## DOCUMENT EXCERPT
+ + + + +
Now imagine you want load and validate the book metadata. Just create the schema describing the document structure, evaluate it and get the results.

namespace TomasDeml.Samples.Bookshelf
{
    class Program
    {
        /// <summary>
        /// Parses the books xml using ordinary 
        /// (non-transforming) schema.
        /// </summary>
        /// <param name="navigator">Document navigator.</param>
        /// <param name="booksList">Output for Book objects.
        /// </param>
        private static void LoadBooksUsingOrdinarySchema(
                XPathNavigator navigator, List<Book> booksList)
+ + + + +
## PROMPT
Please decide whether each of these statements agrees with the excerpt on loading book metadata, answering yes or no and quoting the exact words of the excerpt that settle it. (a) The method LoadBooksUsingOrdinarySchema parses the books XML with a transforming schema. (b) The parameter booksList receives the Book objects as output. (c) The class Program is declared inside the namespace TomasDeml.Samples.Bookshelf.

## DATA SEGMENT
+ + + + +
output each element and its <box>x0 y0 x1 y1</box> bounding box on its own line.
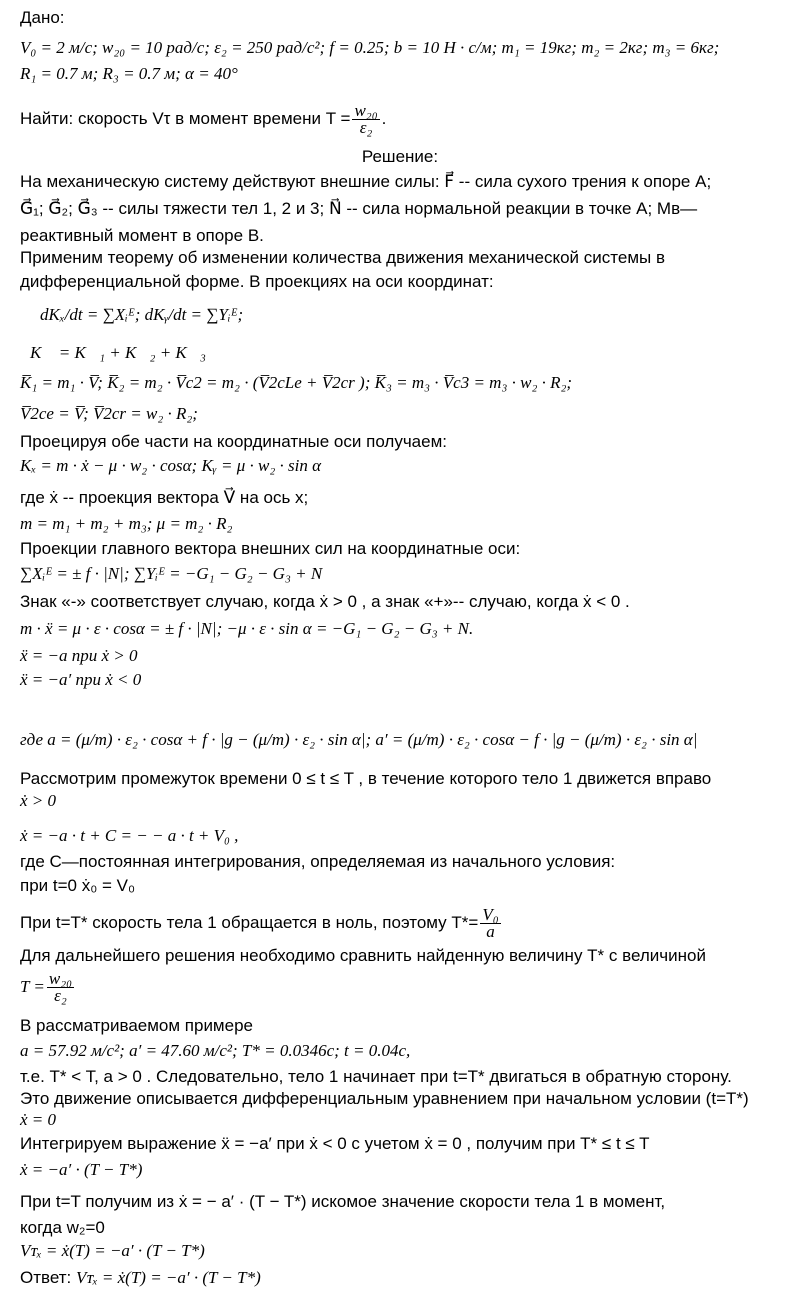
+ + + + +
## TASK ANSWER
(a) No: "(non-transforming) schema."
(b) Yes: "Output for Book objects."
(c) Yes: "namespace TomasDeml.Samples.Bookshelf"